Dataset rows about figures:
*-*-*

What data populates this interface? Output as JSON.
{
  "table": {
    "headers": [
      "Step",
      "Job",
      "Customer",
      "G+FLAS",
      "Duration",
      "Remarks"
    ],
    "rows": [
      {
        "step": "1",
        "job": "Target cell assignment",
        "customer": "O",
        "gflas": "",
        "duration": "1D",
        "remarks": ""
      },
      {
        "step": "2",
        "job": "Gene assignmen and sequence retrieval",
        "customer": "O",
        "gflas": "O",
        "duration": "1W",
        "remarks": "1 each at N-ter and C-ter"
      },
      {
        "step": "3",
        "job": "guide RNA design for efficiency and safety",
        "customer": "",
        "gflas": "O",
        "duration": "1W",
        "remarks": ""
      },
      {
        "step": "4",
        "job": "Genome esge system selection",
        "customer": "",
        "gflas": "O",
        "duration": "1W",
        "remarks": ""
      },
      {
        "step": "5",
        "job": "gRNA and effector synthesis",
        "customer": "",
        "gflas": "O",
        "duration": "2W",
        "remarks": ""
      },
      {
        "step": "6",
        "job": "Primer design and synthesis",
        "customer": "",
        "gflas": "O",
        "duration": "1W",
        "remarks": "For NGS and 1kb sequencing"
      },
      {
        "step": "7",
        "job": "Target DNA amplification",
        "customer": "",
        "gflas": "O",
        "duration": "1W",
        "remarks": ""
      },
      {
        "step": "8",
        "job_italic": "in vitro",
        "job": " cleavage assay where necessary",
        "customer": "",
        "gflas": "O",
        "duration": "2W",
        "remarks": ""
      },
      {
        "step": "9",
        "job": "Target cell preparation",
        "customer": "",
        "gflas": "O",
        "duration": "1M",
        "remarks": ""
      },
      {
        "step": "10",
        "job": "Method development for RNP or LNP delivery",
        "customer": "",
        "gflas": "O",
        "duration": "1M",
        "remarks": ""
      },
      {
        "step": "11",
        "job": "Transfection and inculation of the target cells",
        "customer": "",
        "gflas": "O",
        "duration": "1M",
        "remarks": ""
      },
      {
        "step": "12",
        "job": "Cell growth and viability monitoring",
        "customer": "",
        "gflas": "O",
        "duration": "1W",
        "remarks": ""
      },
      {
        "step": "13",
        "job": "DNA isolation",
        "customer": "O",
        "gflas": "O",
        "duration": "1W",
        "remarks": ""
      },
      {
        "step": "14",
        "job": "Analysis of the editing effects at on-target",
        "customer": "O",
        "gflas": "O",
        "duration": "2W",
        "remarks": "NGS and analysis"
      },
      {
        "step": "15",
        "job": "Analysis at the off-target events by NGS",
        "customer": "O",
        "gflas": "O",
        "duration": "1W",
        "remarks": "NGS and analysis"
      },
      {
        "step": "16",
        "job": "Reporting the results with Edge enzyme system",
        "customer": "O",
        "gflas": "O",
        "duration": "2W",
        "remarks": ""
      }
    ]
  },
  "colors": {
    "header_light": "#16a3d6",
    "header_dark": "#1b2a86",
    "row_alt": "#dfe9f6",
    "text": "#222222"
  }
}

*-*-*

**What you have to do**
All records shown above are to be output exactly.

**Response box**
What data populates this interface? Output as JSON.
{
  "table": {
    "headers": [
      "Step",
      "Job",
      "Customer",
      "G+FLAS",
      "Duration",
      "Remarks"
    ],
    "rows": [
      {
        "step": "1",
        "job": "Target cell assignment",
        "customer": "O",
        "gflas": "",
        "duration": "1D",
        "remarks": ""
      },
      {
        "step": "2",
        "job": "Gene assignmen and sequence retrieval",
        "customer": "O",
        "gflas": "O",
        "duration": "1W",
        "remarks": "1 each at N-ter and C-ter"
      },
      {
        "step": "3",
        "job": "guide RNA design for efficiency and safety",
        "customer": "",
        "gflas": "O",
        "duration": "1W",
        "remarks": ""
      },
      {
        "step": "4",
        "job": "Genome esge system selection",
        "customer": "",
        "gflas": "O",
        "duration": "1W",
        "remarks": ""
      },
      {
        "step": "5",
        "job": "gRNA and effector synthesis",
        "customer": "",
        "gflas": "O",
        "duration": "2W",
        "remarks": ""
      },
      {
        "step": "6",
        "job": "Primer design and synthesis",
        "customer": "",
        "gflas": "O",
        "duration": "1W",
        "remarks": "For NGS and 1kb sequencing"
      },
      {
        "step": "7",
        "job": "Target DNA amplification",
        "customer": "",
        "gflas": "O",
        "duration": "1W",
        "remarks": ""
      },
      {
        "step": "8",
        "job_italic": "in vitro",
        "job": " cleavage assay where necessary",
        "customer": "",
        "gflas": "O",
        "duration": "2W",
        "remarks": ""
      },
      {
        "step": "9",
        "job": "Target cell preparation",
        "customer": "",
        "gflas": "O",
        "duration": "1M",
        "remarks": ""
      },
      {
        "step": "10",
        "job": "Method development for RNP or LNP delivery",
        "customer": "",
        "gflas": "O",
        "duration": "1M",
        "remarks": ""
      },
      {
        "step": "11",
        "job": "Transfection and inculation of the target cells",
        "customer": "",
        "gflas": "O",
        "duration": "1M",
        "remarks": ""
      },
      {
        "step": "12",
        "job": "Cell growth and viability monitoring",
        "customer": "",
        "gflas": "O",
        "duration": "1W",
        "remarks": ""
      },
      {
        "step": "13",
        "job": "DNA isolation",
        "customer": "O",
        "gflas": "O",
        "duration": "1W",
        "remarks": ""
      },
      {
        "step": "14",
        "job": "Analysis of the editing effects at on-target",
        "customer": "O",
        "gflas": "O",
        "duration": "2W",
        "remarks": "NGS and analysis"
      },
      {
        "step": "15",
        "job": "Analysis at the off-target events by NGS",
        "customer": "O",
        "gflas": "O",
        "duration": "1W",
        "remarks": "NGS and analysis"
      },
      {
        "step": "16",
        "job": "Reporting the results with Edge enzyme system",
        "customer": "O",
        "gflas": "O",
        "duration": "2W",
        "remarks": ""
      }
    ]
  },
  "colors": {
    "header_light": "#16a3d6",
    "header_dark": "#1b2a86",
    "row_alt": "#dfe9f6",
    "text": "#222222"
  }
}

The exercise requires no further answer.